### Requirements
The records that follow are to be repeated without alteration.

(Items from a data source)
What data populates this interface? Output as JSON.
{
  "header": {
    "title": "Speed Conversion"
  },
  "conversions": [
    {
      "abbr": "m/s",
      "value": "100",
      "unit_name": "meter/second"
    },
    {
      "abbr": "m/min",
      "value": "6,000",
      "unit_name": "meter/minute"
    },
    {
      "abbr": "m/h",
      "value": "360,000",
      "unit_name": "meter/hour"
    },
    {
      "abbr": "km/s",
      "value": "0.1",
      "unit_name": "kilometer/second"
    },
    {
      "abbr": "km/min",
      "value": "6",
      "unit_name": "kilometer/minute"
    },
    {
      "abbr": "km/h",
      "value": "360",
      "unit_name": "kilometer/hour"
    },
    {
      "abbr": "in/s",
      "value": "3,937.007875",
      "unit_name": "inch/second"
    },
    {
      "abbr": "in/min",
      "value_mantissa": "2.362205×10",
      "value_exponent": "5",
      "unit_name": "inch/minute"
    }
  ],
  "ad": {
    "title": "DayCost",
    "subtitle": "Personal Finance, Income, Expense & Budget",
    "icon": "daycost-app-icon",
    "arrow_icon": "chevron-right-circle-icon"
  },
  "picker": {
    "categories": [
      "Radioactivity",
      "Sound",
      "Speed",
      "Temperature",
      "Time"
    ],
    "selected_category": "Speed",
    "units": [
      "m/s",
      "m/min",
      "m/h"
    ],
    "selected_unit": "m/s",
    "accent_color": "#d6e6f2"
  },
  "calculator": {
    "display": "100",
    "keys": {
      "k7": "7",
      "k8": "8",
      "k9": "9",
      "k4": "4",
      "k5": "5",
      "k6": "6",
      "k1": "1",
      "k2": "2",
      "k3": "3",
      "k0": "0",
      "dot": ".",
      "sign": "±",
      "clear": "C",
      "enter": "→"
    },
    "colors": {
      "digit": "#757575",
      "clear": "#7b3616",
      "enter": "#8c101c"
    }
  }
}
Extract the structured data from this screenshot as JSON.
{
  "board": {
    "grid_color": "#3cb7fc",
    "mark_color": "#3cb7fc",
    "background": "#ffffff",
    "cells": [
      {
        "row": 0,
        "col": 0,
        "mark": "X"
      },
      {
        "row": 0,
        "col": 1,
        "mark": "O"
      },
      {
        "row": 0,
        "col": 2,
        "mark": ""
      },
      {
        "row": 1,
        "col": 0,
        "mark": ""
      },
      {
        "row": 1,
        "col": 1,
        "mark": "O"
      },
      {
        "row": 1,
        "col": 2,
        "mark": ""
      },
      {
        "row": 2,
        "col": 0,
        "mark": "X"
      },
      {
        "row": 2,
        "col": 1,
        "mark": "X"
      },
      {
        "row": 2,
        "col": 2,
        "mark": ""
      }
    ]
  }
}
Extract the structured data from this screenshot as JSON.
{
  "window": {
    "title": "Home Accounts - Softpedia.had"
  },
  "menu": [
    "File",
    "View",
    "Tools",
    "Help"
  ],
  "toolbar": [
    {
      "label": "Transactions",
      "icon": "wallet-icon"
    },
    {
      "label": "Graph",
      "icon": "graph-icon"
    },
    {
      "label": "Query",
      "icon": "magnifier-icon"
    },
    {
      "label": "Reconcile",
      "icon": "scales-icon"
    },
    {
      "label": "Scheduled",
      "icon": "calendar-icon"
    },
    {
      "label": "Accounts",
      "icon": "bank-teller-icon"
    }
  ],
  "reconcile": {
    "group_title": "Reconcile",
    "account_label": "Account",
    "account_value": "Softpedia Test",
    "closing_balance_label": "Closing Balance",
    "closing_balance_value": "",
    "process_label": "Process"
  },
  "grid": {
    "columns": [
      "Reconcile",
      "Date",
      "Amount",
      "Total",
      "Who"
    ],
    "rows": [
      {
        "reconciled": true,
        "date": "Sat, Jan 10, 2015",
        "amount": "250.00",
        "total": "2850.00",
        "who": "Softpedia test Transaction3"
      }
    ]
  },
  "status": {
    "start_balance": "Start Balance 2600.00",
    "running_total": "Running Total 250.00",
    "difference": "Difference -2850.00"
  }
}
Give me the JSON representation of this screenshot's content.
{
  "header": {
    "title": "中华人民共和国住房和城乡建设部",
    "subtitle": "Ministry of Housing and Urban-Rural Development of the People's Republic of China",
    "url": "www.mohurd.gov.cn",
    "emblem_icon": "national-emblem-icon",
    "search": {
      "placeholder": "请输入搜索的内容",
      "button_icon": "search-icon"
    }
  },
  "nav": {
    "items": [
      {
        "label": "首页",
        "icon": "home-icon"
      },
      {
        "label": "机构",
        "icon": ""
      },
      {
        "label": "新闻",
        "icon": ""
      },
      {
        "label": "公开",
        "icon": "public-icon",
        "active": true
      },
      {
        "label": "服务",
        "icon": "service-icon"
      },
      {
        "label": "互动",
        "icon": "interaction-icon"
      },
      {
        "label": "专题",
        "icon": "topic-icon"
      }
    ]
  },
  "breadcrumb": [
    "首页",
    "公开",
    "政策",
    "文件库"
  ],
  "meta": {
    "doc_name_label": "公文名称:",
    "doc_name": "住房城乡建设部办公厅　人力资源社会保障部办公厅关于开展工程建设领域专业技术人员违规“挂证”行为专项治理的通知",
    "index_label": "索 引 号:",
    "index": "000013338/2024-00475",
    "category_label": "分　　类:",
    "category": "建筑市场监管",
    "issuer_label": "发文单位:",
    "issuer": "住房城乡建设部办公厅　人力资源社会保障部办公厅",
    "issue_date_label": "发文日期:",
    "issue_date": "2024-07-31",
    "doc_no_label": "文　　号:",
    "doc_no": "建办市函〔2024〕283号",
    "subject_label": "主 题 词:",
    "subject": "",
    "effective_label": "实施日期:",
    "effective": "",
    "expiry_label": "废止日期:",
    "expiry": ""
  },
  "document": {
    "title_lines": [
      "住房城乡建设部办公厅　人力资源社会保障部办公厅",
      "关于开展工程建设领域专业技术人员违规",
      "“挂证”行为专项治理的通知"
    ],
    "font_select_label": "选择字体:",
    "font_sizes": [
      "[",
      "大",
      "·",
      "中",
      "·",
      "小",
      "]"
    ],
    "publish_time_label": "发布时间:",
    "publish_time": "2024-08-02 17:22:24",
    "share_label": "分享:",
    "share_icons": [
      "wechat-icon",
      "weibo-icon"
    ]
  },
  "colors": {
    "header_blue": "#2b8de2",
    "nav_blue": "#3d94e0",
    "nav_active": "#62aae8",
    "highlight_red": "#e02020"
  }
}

### Task answer
What data populates this interface? Output as JSON.
{
  "header": {
    "title": "Speed Conversion"
  },
  "conversions": [
    {
      "abbr": "m/s",
      "value": "100",
      "unit_name": "meter/second"
    },
    {
      "abbr": "m/min",
      "value": "6,000",
      "unit_name": "meter/minute"
    },
    {
      "abbr": "m/h",
      "value": "360,000",
      "unit_name": "meter/hour"
    },
    {
      "abbr": "km/s",
      "value": "0.1",
      "unit_name": "kilometer/second"
    },
    {
      "abbr": "km/min",
      "value": "6",
      "unit_name": "kilometer/minute"
    },
    {
      "abbr": "km/h",
      "value": "360",
      "unit_name": "kilometer/hour"
    },
    {
      "abbr": "in/s",
      "value": "3,937.007875",
      "unit_name": "inch/second"
    },
    {
      "abbr": "in/min",
      "value_mantissa": "2.362205×10",
      "value_exponent": "5",
      "unit_name": "inch/minute"
    }
  ],
  "ad": {
    "title": "DayCost",
    "subtitle": "Personal Finance, Income, Expense & Budget",
    "icon": "daycost-app-icon",
    "arrow_icon": "chevron-right-circle-icon"
  },
  "picker": {
    "categories": [
      "Radioactivity",
      "Sound",
      "Speed",
      "Temperature",
      "Time"
    ],
    "selected_category": "Speed",
    "units": [
      "m/s",
      "m/min",
      "m/h"
    ],
    "selected_unit": "m/s",
    "accent_color": "#d6e6f2"
  },
  "calculator": {
    "display": "100",
    "keys": {
      "k7": "7",
      "k8": "8",
      "k9": "9",
      "k4": "4",
      "k5": "5",
      "k6": "6",
      "k1": "1",
      "k2": "2",
      "k3": "3",
      "k0": "0",
      "dot": ".",
      "sign": "±",
      "clear": "C",
      "enter": "→"
    },
    "colors": {
      "digit": "#757575",
      "clear": "#7b3616",
      "enter": "#8c101c"
    }
  }
}
Extract the structured data from this screenshot as JSON.
{
  "board": {
    "grid_color": "#3cb7fc",
    "mark_color": "#3cb7fc",
    "background": "#ffffff",
    "cells": [
      {
        "row": 0,
        "col": 0,
        "mark": "X"
      },
      {
        "row": 0,
        "col": 1,
        "mark": "O"
      },
      {
        "row": 0,
        "col": 2,
        "mark": ""
      },
      {
        "row": 1,
        "col": 0,
        "mark": ""
      },
      {
        "row": 1,
        "col": 1,
        "mark": "O"
      },
      {
        "row": 1,
        "col": 2,
        "mark": ""
      },
      {
        "row": 2,
        "col": 0,
        "mark": "X"
      },
      {
        "row": 2,
        "col": 1,
        "mark": "X"
      },
      {
        "row": 2,
        "col": 2,
        "mark": ""
      }
    ]
  }
}
Extract the structured data from this screenshot as JSON.
{
  "window": {
    "title": "Home Accounts - Softpedia.had"
  },
  "menu": [
    "File",
    "View",
    "Tools",
    "Help"
  ],
  "toolbar": [
    {
      "label": "Transactions",
      "icon": "wallet-icon"
    },
    {
      "label": "Graph",
      "icon": "graph-icon"
    },
    {
      "label": "Query",
      "icon": "magnifier-icon"
    },
    {
      "label": "Reconcile",
      "icon": "scales-icon"
    },
    {
      "label": "Scheduled",
      "icon": "calendar-icon"
    },
    {
      "label": "Accounts",
      "icon": "bank-teller-icon"
    }
  ],
  "reconcile": {
    "group_title": "Reconcile",
    "account_label": "Account",
    "account_value": "Softpedia Test",
    "closing_balance_label": "Closing Balance",
    "closing_balance_value": "",
    "process_label": "Process"
  },
  "grid": {
    "columns": [
      "Reconcile",
      "Date",
      "Amount",
      "Total",
      "Who"
    ],
    "rows": [
      {
        "reconciled": true,
        "date": "Sat, Jan 10, 2015",
        "amount": "250.00",
        "total": "2850.00",
        "who": "Softpedia test Transaction3"
      }
    ]
  },
  "status": {
    "start_balance": "Start Balance 2600.00",
    "running_total": "Running Total 250.00",
    "difference": "Difference -2850.00"
  }
}
Give me the JSON representation of this screenshot's content.
{
  "header": {
    "title": "中华人民共和国住房和城乡建设部",
    "subtitle": "Ministry of Housing and Urban-Rural Development of the People's Republic of China",
    "url": "www.mohurd.gov.cn",
    "emblem_icon": "national-emblem-icon",
    "search": {
      "placeholder": "请输入搜索的内容",
      "button_icon": "search-icon"
    }
  },
  "nav": {
    "items": [
      {
        "label": "首页",
        "icon": "home-icon"
      },
      {
        "label": "机构",
        "icon": ""
      },
      {
        "label": "新闻",
        "icon": ""
      },
      {
        "label": "公开",
        "icon": "public-icon",
        "active": true
      },
      {
        "label": "服务",
        "icon": "service-icon"
      },
      {
        "label": "互动",
        "icon": "interaction-icon"
      },
      {
        "label": "专题",
        "icon": "topic-icon"
      }
    ]
  },
  "breadcrumb": [
    "首页",
    "公开",
    "政策",
    "文件库"
  ],
  "meta": {
    "doc_name_label": "公文名称:",
    "doc_name": "住房城乡建设部办公厅　人力资源社会保障部办公厅关于开展工程建设领域专业技术人员违规“挂证”行为专项治理的通知",
    "index_label": "索 引 号:",
    "index": "000013338/2024-00475",
    "category_label": "分　　类:",
    "category": "建筑市场监管",
    "issuer_label": "发文单位:",
    "issuer": "住房城乡建设部办公厅　人力资源社会保障部办公厅",
    "issue_date_label": "发文日期:",
    "issue_date": "2024-07-31",
    "doc_no_label": "文　　号:",
    "doc_no": "建办市函〔2024〕283号",
    "subject_label": "主 题 词:",
    "subject": "",
    "effective_label": "实施日期:",
    "effective": "",
    "expiry_label": "废止日期:",
    "expiry": ""
  },
  "document": {
    "title_lines": [
      "住房城乡建设部办公厅　人力资源社会保障部办公厅",
      "关于开展工程建设领域专业技术人员违规",
      "“挂证”行为专项治理的通知"
    ],
    "font_select_label": "选择字体:",
    "font_sizes": [
      "[",
      "大",
      "·",
      "中",
      "·",
      "小",
      "]"
    ],
    "publish_time_label": "发布时间:",
    "publish_time": "2024-08-02 17:22:24",
    "share_label": "分享:",
    "share_icons": [
      "wechat-icon",
      "weibo-icon"
    ]
  },
  "colors": {
    "header_blue": "#2b8de2",
    "nav_blue": "#3d94e0",
    "nav_active": "#62aae8",
    "highlight_red": "#e02020"
  }
}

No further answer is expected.